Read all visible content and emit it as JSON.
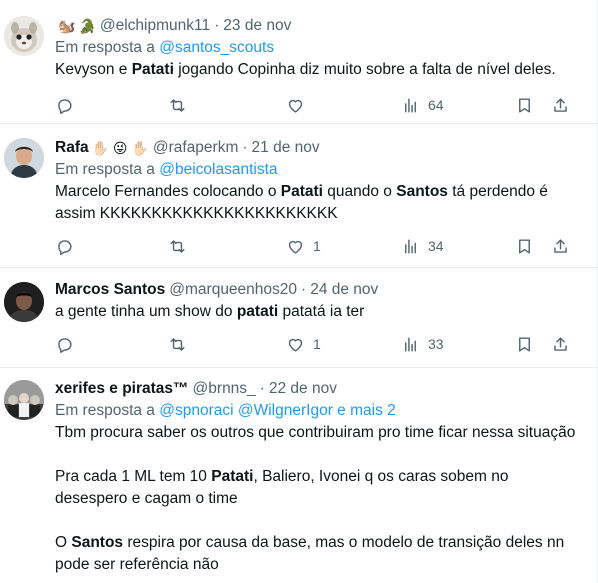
{
  "tweets": [
    {
      "name": "",
      "name_emoji": "🐿️",
      "name_emoji2": "🐊",
      "handle": "@elchipmunk11",
      "dot": "·",
      "date": "23 de nov",
      "reply_prefix": "Em resposta a",
      "reply_mentions": "@santos_scouts",
      "text_parts": [
        "Kevyson e ",
        "Patati",
        " jogando Copinha diz muito sobre a falta de nível deles."
      ],
      "likes": "",
      "views": "64",
      "avatar_color": "#d9d4cc"
    },
    {
      "name": "Rafa",
      "name_emoji": "✋🏻 😜 ✋🏻",
      "handle": "@rafaperkm",
      "dot": "·",
      "date": "21 de nov",
      "reply_prefix": "Em resposta a",
      "reply_mentions": "@beicolasantista",
      "text_parts": [
        "Marcelo Fernandes colocando o ",
        "Patati",
        " quando o ",
        "Santos",
        " tá perdendo é assim KKKKKKKKKKKKKKKKKKKKKKK"
      ],
      "likes": "1",
      "views": "34",
      "avatar_color": "#b7c4cc"
    },
    {
      "name": "Marcos Santos",
      "handle": "@marqueenhos20",
      "dot": "·",
      "date": "24 de nov",
      "text_parts": [
        "a gente tinha um show do ",
        "patati",
        " patatá ia ter"
      ],
      "likes": "1",
      "views": "33",
      "avatar_color": "#2a2a2a"
    },
    {
      "name": "xerifes e piratas™",
      "handle": "@brnns_",
      "dot": "·",
      "date": "22 de nov",
      "reply_prefix": "Em resposta a",
      "reply_mentions": "@spnoraci @WilgnerIgor e mais 2",
      "text_parts": [
        "Tbm procura saber os outros que contribuiram pro time ficar nessa situação",
        "Pra cada 1 ML tem 10 ",
        "Patati",
        ", Baliero, Ivonei q os caras sobem no desespero e cagam o time",
        "O ",
        "Santos",
        " respira por causa da base, mas o modelo de transição deles nn pode ser referência não"
      ],
      "avatar_color": "#8d8d8d"
    }
  ],
  "icons": [
    "reply-icon",
    "retweet-icon",
    "like-icon",
    "views-icon",
    "bookmark-icon",
    "share-icon"
  ],
  "colors": {
    "link": "#1d9bf0",
    "muted": "#536471",
    "text": "#0f1419"
  }
}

:::

== What you should do ==
Transcribe every entry word for word, but omit the pictures.

== Result for this task ==
Read all visible content and emit it as JSON.
{
  "tweets": [
    {
      "name": "",
      "name_emoji": "🐿️",
      "name_emoji2": "🐊",
      "handle": "@elchipmunk11",
      "dot": "·",
      "date": "23 de nov",
      "reply_prefix": "Em resposta a",
      "reply_mentions": "@santos_scouts",
      "text_parts": [
        "Kevyson e ",
        "Patati",
        " jogando Copinha diz muito sobre a falta de nível deles."
      ],
      "likes": "",
      "views": "64",
      "avatar_color": "#d9d4cc"
    },
    {
      "name": "Rafa",
      "name_emoji": "✋🏻 😜 ✋🏻",
      "handle": "@rafaperkm",
      "dot": "·",
      "date": "21 de nov",
      "reply_prefix": "Em resposta a",
      "reply_mentions": "@beicolasantista",
      "text_parts": [
        "Marcelo Fernandes colocando o ",
        "Patati",
        " quando o ",
        "Santos",
        " tá perdendo é assim KKKKKKKKKKKKKKKKKKKKKKK"
      ],
      "likes": "1",
      "views": "34",
      "avatar_color": "#b7c4cc"
    },
    {
      "name": "Marcos Santos",
      "handle": "@marqueenhos20",
      "dot": "·",
      "date": "24 de nov",
      "text_parts": [
        "a gente tinha um show do ",
        "patati",
        " patatá ia ter"
      ],
      "likes": "1",
      "views": "33",
      "avatar_color": "#2a2a2a"
    },
    {
      "name": "xerifes e piratas™",
      "handle": "@brnns_",
      "dot": "·",
      "date": "22 de nov",
      "reply_prefix": "Em resposta a",
      "reply_mentions": "@spnoraci @WilgnerIgor e mais 2",
      "text_parts": [
        "Tbm procura saber os outros que contribuiram pro time ficar nessa situação",
        "Pra cada 1 ML tem 10 ",
        "Patati",
        ", Baliero, Ivonei q os caras sobem no desespero e cagam o time",
        "O ",
        "Santos",
        " respira por causa da base, mas o modelo de transição deles nn pode ser referência não"
      ],
      "avatar_color": "#8d8d8d"
    }
  ],
  "icons": [
    "reply-icon",
    "retweet-icon",
    "like-icon",
    "views-icon",
    "bookmark-icon",
    "share-icon"
  ],
  "colors": {
    "link": "#1d9bf0",
    "muted": "#536471",
    "text": "#0f1419"
  }
}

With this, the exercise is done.